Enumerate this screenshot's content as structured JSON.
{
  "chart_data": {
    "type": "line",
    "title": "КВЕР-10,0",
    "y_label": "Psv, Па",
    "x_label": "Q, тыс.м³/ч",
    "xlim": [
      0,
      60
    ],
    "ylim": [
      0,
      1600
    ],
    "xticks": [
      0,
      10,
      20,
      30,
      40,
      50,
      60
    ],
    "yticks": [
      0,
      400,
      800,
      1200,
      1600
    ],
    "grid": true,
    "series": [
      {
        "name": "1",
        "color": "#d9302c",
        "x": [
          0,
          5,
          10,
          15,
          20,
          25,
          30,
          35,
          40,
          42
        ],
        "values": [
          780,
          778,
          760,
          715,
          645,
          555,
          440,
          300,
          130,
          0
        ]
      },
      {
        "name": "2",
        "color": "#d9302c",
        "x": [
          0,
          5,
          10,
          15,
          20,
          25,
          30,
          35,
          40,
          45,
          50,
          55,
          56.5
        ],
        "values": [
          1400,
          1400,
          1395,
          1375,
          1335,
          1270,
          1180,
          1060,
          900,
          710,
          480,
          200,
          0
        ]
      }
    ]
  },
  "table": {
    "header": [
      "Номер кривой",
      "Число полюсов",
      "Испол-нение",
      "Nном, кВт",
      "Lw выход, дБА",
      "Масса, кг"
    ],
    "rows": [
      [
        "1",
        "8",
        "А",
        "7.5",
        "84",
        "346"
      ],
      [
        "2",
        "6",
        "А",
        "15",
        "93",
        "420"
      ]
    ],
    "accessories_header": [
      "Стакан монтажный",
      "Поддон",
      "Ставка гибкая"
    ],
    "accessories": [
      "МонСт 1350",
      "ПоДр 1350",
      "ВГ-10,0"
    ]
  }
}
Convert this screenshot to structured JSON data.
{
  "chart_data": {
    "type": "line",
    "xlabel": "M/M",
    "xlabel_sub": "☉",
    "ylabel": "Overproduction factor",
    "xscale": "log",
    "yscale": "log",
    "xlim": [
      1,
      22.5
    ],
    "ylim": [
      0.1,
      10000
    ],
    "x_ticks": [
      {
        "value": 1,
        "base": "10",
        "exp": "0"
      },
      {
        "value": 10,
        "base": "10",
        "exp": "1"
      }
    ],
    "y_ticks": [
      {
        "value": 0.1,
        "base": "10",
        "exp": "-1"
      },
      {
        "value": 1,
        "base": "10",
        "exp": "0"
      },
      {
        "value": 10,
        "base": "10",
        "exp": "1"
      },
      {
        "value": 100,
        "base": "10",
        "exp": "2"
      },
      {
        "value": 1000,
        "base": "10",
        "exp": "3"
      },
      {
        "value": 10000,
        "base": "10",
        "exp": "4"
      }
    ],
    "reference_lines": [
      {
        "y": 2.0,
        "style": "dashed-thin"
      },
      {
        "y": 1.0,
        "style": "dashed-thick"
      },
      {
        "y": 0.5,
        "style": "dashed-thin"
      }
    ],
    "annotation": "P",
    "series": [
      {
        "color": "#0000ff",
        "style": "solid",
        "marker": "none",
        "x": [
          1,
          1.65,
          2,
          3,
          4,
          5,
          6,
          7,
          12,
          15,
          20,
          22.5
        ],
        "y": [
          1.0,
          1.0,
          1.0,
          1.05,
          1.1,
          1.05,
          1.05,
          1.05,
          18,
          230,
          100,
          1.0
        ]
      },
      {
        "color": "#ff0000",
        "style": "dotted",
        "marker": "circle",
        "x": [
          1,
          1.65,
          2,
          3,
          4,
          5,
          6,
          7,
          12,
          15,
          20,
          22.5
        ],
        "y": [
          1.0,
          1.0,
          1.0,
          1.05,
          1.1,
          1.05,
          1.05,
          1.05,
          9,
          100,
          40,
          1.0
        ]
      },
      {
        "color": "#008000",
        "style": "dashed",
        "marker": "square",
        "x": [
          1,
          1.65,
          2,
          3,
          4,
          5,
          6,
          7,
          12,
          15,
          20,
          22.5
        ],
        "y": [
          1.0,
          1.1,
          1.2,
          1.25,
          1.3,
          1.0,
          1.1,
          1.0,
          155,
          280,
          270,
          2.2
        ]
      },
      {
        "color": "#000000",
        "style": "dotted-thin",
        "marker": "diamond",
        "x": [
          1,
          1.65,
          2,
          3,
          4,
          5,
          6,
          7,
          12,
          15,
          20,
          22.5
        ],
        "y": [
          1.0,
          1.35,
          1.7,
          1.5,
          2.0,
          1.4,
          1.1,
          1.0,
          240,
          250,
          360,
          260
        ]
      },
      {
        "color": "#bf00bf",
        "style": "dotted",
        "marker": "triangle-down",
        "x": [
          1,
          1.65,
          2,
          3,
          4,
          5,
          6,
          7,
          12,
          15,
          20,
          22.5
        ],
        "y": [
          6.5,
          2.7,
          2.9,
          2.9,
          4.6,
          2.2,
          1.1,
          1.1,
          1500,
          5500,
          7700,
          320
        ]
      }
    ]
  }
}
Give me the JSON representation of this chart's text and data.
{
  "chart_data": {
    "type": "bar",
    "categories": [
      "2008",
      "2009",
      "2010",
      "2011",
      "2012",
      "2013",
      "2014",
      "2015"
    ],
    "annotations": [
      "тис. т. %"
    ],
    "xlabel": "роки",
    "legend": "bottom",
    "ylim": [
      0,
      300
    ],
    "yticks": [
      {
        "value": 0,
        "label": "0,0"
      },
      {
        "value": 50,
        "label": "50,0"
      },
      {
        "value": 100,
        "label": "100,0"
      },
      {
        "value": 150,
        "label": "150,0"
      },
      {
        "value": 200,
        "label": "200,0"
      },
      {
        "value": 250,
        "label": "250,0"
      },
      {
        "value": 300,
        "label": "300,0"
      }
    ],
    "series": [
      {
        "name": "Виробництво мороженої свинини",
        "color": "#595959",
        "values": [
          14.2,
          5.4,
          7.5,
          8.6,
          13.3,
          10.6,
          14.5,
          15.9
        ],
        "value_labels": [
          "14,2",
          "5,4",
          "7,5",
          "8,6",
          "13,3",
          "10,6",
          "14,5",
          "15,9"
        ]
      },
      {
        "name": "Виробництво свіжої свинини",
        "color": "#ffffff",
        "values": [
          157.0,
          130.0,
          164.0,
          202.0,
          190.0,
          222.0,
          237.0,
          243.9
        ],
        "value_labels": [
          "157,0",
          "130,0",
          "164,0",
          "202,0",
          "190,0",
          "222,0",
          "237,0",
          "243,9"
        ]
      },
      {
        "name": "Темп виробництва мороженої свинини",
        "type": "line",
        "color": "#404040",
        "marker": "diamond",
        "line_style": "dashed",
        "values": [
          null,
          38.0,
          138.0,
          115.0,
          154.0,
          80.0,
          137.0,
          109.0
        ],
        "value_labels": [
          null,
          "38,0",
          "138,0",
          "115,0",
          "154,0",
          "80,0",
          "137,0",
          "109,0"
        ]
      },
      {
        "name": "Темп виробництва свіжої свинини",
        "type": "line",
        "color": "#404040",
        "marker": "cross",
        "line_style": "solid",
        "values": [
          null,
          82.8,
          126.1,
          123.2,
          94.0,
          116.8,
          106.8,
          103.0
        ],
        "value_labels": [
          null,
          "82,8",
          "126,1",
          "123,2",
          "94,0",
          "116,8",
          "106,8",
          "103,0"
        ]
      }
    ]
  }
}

Exercise description: Type the whole listing again, unaltered.

Solution to this task:
Enumerate this screenshot's content as structured JSON.
{
  "chart_data": {
    "type": "line",
    "title": "КВЕР-10,0",
    "y_label": "Psv, Па",
    "x_label": "Q, тыс.м³/ч",
    "xlim": [
      0,
      60
    ],
    "ylim": [
      0,
      1600
    ],
    "xticks": [
      0,
      10,
      20,
      30,
      40,
      50,
      60
    ],
    "yticks": [
      0,
      400,
      800,
      1200,
      1600
    ],
    "grid": true,
    "series": [
      {
        "name": "1",
        "color": "#d9302c",
        "x": [
          0,
          5,
          10,
          15,
          20,
          25,
          30,
          35,
          40,
          42
        ],
        "values": [
          780,
          778,
          760,
          715,
          645,
          555,
          440,
          300,
          130,
          0
        ]
      },
      {
        "name": "2",
        "color": "#d9302c",
        "x": [
          0,
          5,
          10,
          15,
          20,
          25,
          30,
          35,
          40,
          45,
          50,
          55,
          56.5
        ],
        "values": [
          1400,
          1400,
          1395,
          1375,
          1335,
          1270,
          1180,
          1060,
          900,
          710,
          480,
          200,
          0
        ]
      }
    ]
  },
  "table": {
    "header": [
      "Номер кривой",
      "Число полюсов",
      "Испол-нение",
      "Nном, кВт",
      "Lw выход, дБА",
      "Масса, кг"
    ],
    "rows": [
      [
        "1",
        "8",
        "А",
        "7.5",
        "84",
        "346"
      ],
      [
        "2",
        "6",
        "А",
        "15",
        "93",
        "420"
      ]
    ],
    "accessories_header": [
      "Стакан монтажный",
      "Поддон",
      "Ставка гибкая"
    ],
    "accessories": [
      "МонСт 1350",
      "ПоДр 1350",
      "ВГ-10,0"
    ]
  }
}
Convert this screenshot to structured JSON data.
{
  "chart_data": {
    "type": "line",
    "xlabel": "M/M",
    "xlabel_sub": "☉",
    "ylabel": "Overproduction factor",
    "xscale": "log",
    "yscale": "log",
    "xlim": [
      1,
      22.5
    ],
    "ylim": [
      0.1,
      10000
    ],
    "x_ticks": [
      {
        "value": 1,
        "base": "10",
        "exp": "0"
      },
      {
        "value": 10,
        "base": "10",
        "exp": "1"
      }
    ],
    "y_ticks": [
      {
        "value": 0.1,
        "base": "10",
        "exp": "-1"
      },
      {
        "value": 1,
        "base": "10",
        "exp": "0"
      },
      {
        "value": 10,
        "base": "10",
        "exp": "1"
      },
      {
        "value": 100,
        "base": "10",
        "exp": "2"
      },
      {
        "value": 1000,
        "base": "10",
        "exp": "3"
      },
      {
        "value": 10000,
        "base": "10",
        "exp": "4"
      }
    ],
    "reference_lines": [
      {
        "y": 2.0,
        "style": "dashed-thin"
      },
      {
        "y": 1.0,
        "style": "dashed-thick"
      },
      {
        "y": 0.5,
        "style": "dashed-thin"
      }
    ],
    "annotation": "P",
    "series": [
      {
        "color": "#0000ff",
        "style": "solid",
        "marker": "none",
        "x": [
          1,
          1.65,
          2,
          3,
          4,
          5,
          6,
          7,
          12,
          15,
          20,
          22.5
        ],
        "y": [
          1.0,
          1.0,
          1.0,
          1.05,
          1.1,
          1.05,
          1.05,
          1.05,
          18,
          230,
          100,
          1.0
        ]
      },
      {
        "color": "#ff0000",
        "style": "dotted",
        "marker": "circle",
        "x": [
          1,
          1.65,
          2,
          3,
          4,
          5,
          6,
          7,
          12,
          15,
          20,
          22.5
        ],
        "y": [
          1.0,
          1.0,
          1.0,
          1.05,
          1.1,
          1.05,
          1.05,
          1.05,
          9,
          100,
          40,
          1.0
        ]
      },
      {
        "color": "#008000",
        "style": "dashed",
        "marker": "square",
        "x": [
          1,
          1.65,
          2,
          3,
          4,
          5,
          6,
          7,
          12,
          15,
          20,
          22.5
        ],
        "y": [
          1.0,
          1.1,
          1.2,
          1.25,
          1.3,
          1.0,
          1.1,
          1.0,
          155,
          280,
          270,
          2.2
        ]
      },
      {
        "color": "#000000",
        "style": "dotted-thin",
        "marker": "diamond",
        "x": [
          1,
          1.65,
          2,
          3,
          4,
          5,
          6,
          7,
          12,
          15,
          20,
          22.5
        ],
        "y": [
          1.0,
          1.35,
          1.7,
          1.5,
          2.0,
          1.4,
          1.1,
          1.0,
          240,
          250,
          360,
          260
        ]
      },
      {
        "color": "#bf00bf",
        "style": "dotted",
        "marker": "triangle-down",
        "x": [
          1,
          1.65,
          2,
          3,
          4,
          5,
          6,
          7,
          12,
          15,
          20,
          22.5
        ],
        "y": [
          6.5,
          2.7,
          2.9,
          2.9,
          4.6,
          2.2,
          1.1,
          1.1,
          1500,
          5500,
          7700,
          320
        ]
      }
    ]
  }
}
Give me the JSON representation of this chart's text and data.
{
  "chart_data": {
    "type": "bar",
    "categories": [
      "2008",
      "2009",
      "2010",
      "2011",
      "2012",
      "2013",
      "2014",
      "2015"
    ],
    "annotations": [
      "тис. т. %"
    ],
    "xlabel": "роки",
    "legend": "bottom",
    "ylim": [
      0,
      300
    ],
    "yticks": [
      {
        "value": 0,
        "label": "0,0"
      },
      {
        "value": 50,
        "label": "50,0"
      },
      {
        "value": 100,
        "label": "100,0"
      },
      {
        "value": 150,
        "label": "150,0"
      },
      {
        "value": 200,
        "label": "200,0"
      },
      {
        "value": 250,
        "label": "250,0"
      },
      {
        "value": 300,
        "label": "300,0"
      }
    ],
    "series": [
      {
        "name": "Виробництво мороженої свинини",
        "color": "#595959",
        "values": [
          14.2,
          5.4,
          7.5,
          8.6,
          13.3,
          10.6,
          14.5,
          15.9
        ],
        "value_labels": [
          "14,2",
          "5,4",
          "7,5",
          "8,6",
          "13,3",
          "10,6",
          "14,5",
          "15,9"
        ]
      },
      {
        "name": "Виробництво свіжої свинини",
        "color": "#ffffff",
        "values": [
          157.0,
          130.0,
          164.0,
          202.0,
          190.0,
          222.0,
          237.0,
          243.9
        ],
        "value_labels": [
          "157,0",
          "130,0",
          "164,0",
          "202,0",
          "190,0",
          "222,0",
          "237,0",
          "243,9"
        ]
      },
      {
        "name": "Темп виробництва мороженої свинини",
        "type": "line",
        "color": "#404040",
        "marker": "diamond",
        "line_style": "dashed",
        "values": [
          null,
          38.0,
          138.0,
          115.0,
          154.0,
          80.0,
          137.0,
          109.0
        ],
        "value_labels": [
          null,
          "38,0",
          "138,0",
          "115,0",
          "154,0",
          "80,0",
          "137,0",
          "109,0"
        ]
      },
      {
        "name": "Темп виробництва свіжої свинини",
        "type": "line",
        "color": "#404040",
        "marker": "cross",
        "line_style": "solid",
        "values": [
          null,
          82.8,
          126.1,
          123.2,
          94.0,
          116.8,
          106.8,
          103.0
        ],
        "value_labels": [
          null,
          "82,8",
          "126,1",
          "123,2",
          "94,0",
          "116,8",
          "106,8",
          "103,0"
        ]
      }
    ]
  }
}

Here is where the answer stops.